Instructions for the task =>
Retype the records below exactly as they appear.

Input for this task =>
□ □ □ □ □
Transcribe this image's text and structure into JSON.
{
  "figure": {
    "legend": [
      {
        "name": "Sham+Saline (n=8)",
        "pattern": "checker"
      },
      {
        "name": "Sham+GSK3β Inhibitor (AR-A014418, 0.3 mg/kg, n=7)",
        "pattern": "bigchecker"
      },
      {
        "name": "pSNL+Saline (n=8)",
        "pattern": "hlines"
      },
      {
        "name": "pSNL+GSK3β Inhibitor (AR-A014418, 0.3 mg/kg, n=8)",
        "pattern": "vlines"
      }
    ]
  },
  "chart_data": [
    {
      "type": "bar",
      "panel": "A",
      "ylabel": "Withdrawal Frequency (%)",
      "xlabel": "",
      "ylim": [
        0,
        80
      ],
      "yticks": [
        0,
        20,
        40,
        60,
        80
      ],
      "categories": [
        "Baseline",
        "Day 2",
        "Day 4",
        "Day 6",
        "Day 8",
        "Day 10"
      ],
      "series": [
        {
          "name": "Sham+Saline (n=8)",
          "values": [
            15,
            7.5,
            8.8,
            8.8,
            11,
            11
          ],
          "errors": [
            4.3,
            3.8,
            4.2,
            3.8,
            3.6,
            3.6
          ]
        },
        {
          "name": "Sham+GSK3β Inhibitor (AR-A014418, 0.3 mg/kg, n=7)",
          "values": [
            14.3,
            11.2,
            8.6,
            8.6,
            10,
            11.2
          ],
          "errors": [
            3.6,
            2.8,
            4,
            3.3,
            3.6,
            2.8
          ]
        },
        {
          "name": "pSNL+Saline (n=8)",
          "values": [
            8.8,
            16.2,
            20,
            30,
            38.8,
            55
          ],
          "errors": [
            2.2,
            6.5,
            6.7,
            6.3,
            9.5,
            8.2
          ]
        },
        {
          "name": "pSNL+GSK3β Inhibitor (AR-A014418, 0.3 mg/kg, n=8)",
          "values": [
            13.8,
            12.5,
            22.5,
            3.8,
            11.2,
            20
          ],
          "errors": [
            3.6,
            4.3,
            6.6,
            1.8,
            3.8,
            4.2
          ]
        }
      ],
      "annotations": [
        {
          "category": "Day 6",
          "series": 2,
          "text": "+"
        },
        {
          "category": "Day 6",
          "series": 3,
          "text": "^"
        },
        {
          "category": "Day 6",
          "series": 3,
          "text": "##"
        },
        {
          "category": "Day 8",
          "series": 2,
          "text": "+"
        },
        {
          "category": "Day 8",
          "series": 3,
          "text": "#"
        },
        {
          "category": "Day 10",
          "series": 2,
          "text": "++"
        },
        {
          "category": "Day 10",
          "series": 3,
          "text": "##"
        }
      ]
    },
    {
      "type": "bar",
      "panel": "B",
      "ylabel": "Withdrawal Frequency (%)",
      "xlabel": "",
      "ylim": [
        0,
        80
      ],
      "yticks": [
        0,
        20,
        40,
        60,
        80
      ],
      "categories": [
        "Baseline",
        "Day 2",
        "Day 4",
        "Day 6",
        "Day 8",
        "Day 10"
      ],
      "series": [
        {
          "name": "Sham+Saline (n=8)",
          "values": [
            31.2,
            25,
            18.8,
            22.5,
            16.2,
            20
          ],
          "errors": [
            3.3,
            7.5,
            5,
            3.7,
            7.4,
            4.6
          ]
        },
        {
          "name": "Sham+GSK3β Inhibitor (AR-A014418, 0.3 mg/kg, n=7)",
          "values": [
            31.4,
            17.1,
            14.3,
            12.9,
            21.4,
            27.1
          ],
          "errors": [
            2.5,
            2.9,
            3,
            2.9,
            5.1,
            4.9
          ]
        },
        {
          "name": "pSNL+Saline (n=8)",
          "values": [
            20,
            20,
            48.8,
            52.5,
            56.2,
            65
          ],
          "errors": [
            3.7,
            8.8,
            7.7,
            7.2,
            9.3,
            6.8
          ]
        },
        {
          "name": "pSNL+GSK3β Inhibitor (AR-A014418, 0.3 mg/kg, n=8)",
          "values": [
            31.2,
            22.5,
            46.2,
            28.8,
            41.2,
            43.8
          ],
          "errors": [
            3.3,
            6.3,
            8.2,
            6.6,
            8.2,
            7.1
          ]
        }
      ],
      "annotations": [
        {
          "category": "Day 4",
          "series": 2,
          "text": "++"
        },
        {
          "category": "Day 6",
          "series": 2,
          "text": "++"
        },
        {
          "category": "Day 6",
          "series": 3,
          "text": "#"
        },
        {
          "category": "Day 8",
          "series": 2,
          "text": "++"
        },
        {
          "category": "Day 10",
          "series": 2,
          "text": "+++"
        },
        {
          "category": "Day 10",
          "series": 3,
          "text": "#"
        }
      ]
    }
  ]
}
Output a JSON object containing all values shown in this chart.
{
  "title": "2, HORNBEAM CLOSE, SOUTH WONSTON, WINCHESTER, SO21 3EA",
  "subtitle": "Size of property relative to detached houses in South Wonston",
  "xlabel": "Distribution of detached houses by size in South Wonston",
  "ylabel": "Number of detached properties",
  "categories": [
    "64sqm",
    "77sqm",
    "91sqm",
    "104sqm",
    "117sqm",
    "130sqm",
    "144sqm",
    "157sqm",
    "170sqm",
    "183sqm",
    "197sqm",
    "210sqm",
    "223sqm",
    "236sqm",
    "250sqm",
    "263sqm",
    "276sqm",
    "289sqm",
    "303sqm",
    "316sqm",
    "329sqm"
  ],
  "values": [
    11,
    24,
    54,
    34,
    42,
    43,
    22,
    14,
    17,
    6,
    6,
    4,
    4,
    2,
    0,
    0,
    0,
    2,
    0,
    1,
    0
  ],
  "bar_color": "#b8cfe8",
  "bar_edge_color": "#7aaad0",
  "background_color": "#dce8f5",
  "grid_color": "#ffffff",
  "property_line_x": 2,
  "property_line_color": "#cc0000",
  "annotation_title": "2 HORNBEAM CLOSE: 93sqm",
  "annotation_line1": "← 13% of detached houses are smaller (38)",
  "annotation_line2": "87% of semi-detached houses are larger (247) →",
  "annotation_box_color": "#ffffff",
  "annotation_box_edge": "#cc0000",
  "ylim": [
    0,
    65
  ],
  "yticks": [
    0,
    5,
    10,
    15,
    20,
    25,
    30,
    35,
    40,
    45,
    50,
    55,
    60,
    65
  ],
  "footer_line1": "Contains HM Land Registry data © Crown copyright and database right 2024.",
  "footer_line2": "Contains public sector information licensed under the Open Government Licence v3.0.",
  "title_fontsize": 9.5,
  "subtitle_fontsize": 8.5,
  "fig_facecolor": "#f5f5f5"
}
□ □ □ □ □
Written solution =>
Transcribe this image's text and structure into JSON.
{
  "figure": {
    "legend": [
      {
        "name": "Sham+Saline (n=8)",
        "pattern": "checker"
      },
      {
        "name": "Sham+GSK3β Inhibitor (AR-A014418, 0.3 mg/kg, n=7)",
        "pattern": "bigchecker"
      },
      {
        "name": "pSNL+Saline (n=8)",
        "pattern": "hlines"
      },
      {
        "name": "pSNL+GSK3β Inhibitor (AR-A014418, 0.3 mg/kg, n=8)",
        "pattern": "vlines"
      }
    ]
  },
  "chart_data": [
    {
      "type": "bar",
      "panel": "A",
      "ylabel": "Withdrawal Frequency (%)",
      "xlabel": "",
      "ylim": [
        0,
        80
      ],
      "yticks": [
        0,
        20,
        40,
        60,
        80
      ],
      "categories": [
        "Baseline",
        "Day 2",
        "Day 4",
        "Day 6",
        "Day 8",
        "Day 10"
      ],
      "series": [
        {
          "name": "Sham+Saline (n=8)",
          "values": [
            15,
            7.5,
            8.8,
            8.8,
            11,
            11
          ],
          "errors": [
            4.3,
            3.8,
            4.2,
            3.8,
            3.6,
            3.6
          ]
        },
        {
          "name": "Sham+GSK3β Inhibitor (AR-A014418, 0.3 mg/kg, n=7)",
          "values": [
            14.3,
            11.2,
            8.6,
            8.6,
            10,
            11.2
          ],
          "errors": [
            3.6,
            2.8,
            4,
            3.3,
            3.6,
            2.8
          ]
        },
        {
          "name": "pSNL+Saline (n=8)",
          "values": [
            8.8,
            16.2,
            20,
            30,
            38.8,
            55
          ],
          "errors": [
            2.2,
            6.5,
            6.7,
            6.3,
            9.5,
            8.2
          ]
        },
        {
          "name": "pSNL+GSK3β Inhibitor (AR-A014418, 0.3 mg/kg, n=8)",
          "values": [
            13.8,
            12.5,
            22.5,
            3.8,
            11.2,
            20
          ],
          "errors": [
            3.6,
            4.3,
            6.6,
            1.8,
            3.8,
            4.2
          ]
        }
      ],
      "annotations": [
        {
          "category": "Day 6",
          "series": 2,
          "text": "+"
        },
        {
          "category": "Day 6",
          "series": 3,
          "text": "^"
        },
        {
          "category": "Day 6",
          "series": 3,
          "text": "##"
        },
        {
          "category": "Day 8",
          "series": 2,
          "text": "+"
        },
        {
          "category": "Day 8",
          "series": 3,
          "text": "#"
        },
        {
          "category": "Day 10",
          "series": 2,
          "text": "++"
        },
        {
          "category": "Day 10",
          "series": 3,
          "text": "##"
        }
      ]
    },
    {
      "type": "bar",
      "panel": "B",
      "ylabel": "Withdrawal Frequency (%)",
      "xlabel": "",
      "ylim": [
        0,
        80
      ],
      "yticks": [
        0,
        20,
        40,
        60,
        80
      ],
      "categories": [
        "Baseline",
        "Day 2",
        "Day 4",
        "Day 6",
        "Day 8",
        "Day 10"
      ],
      "series": [
        {
          "name": "Sham+Saline (n=8)",
          "values": [
            31.2,
            25,
            18.8,
            22.5,
            16.2,
            20
          ],
          "errors": [
            3.3,
            7.5,
            5,
            3.7,
            7.4,
            4.6
          ]
        },
        {
          "name": "Sham+GSK3β Inhibitor (AR-A014418, 0.3 mg/kg, n=7)",
          "values": [
            31.4,
            17.1,
            14.3,
            12.9,
            21.4,
            27.1
          ],
          "errors": [
            2.5,
            2.9,
            3,
            2.9,
            5.1,
            4.9
          ]
        },
        {
          "name": "pSNL+Saline (n=8)",
          "values": [
            20,
            20,
            48.8,
            52.5,
            56.2,
            65
          ],
          "errors": [
            3.7,
            8.8,
            7.7,
            7.2,
            9.3,
            6.8
          ]
        },
        {
          "name": "pSNL+GSK3β Inhibitor (AR-A014418, 0.3 mg/kg, n=8)",
          "values": [
            31.2,
            22.5,
            46.2,
            28.8,
            41.2,
            43.8
          ],
          "errors": [
            3.3,
            6.3,
            8.2,
            6.6,
            8.2,
            7.1
          ]
        }
      ],
      "annotations": [
        {
          "category": "Day 4",
          "series": 2,
          "text": "++"
        },
        {
          "category": "Day 6",
          "series": 2,
          "text": "++"
        },
        {
          "category": "Day 6",
          "series": 3,
          "text": "#"
        },
        {
          "category": "Day 8",
          "series": 2,
          "text": "++"
        },
        {
          "category": "Day 10",
          "series": 2,
          "text": "+++"
        },
        {
          "category": "Day 10",
          "series": 3,
          "text": "#"
        }
      ]
    }
  ]
}
Output a JSON object containing all values shown in this chart.
{
  "title": "2, HORNBEAM CLOSE, SOUTH WONSTON, WINCHESTER, SO21 3EA",
  "subtitle": "Size of property relative to detached houses in South Wonston",
  "xlabel": "Distribution of detached houses by size in South Wonston",
  "ylabel": "Number of detached properties",
  "categories": [
    "64sqm",
    "77sqm",
    "91sqm",
    "104sqm",
    "117sqm",
    "130sqm",
    "144sqm",
    "157sqm",
    "170sqm",
    "183sqm",
    "197sqm",
    "210sqm",
    "223sqm",
    "236sqm",
    "250sqm",
    "263sqm",
    "276sqm",
    "289sqm",
    "303sqm",
    "316sqm",
    "329sqm"
  ],
  "values": [
    11,
    24,
    54,
    34,
    42,
    43,
    22,
    14,
    17,
    6,
    6,
    4,
    4,
    2,
    0,
    0,
    0,
    2,
    0,
    1,
    0
  ],
  "bar_color": "#b8cfe8",
  "bar_edge_color": "#7aaad0",
  "background_color": "#dce8f5",
  "grid_color": "#ffffff",
  "property_line_x": 2,
  "property_line_color": "#cc0000",
  "annotation_title": "2 HORNBEAM CLOSE: 93sqm",
  "annotation_line1": "← 13% of detached houses are smaller (38)",
  "annotation_line2": "87% of semi-detached houses are larger (247) →",
  "annotation_box_color": "#ffffff",
  "annotation_box_edge": "#cc0000",
  "ylim": [
    0,
    65
  ],
  "yticks": [
    0,
    5,
    10,
    15,
    20,
    25,
    30,
    35,
    40,
    45,
    50,
    55,
    60,
    65
  ],
  "footer_line1": "Contains HM Land Registry data © Crown copyright and database right 2024.",
  "footer_line2": "Contains public sector information licensed under the Open Government Licence v3.0.",
  "title_fontsize": 9.5,
  "subtitle_fontsize": 8.5,
  "fig_facecolor": "#f5f5f5"
}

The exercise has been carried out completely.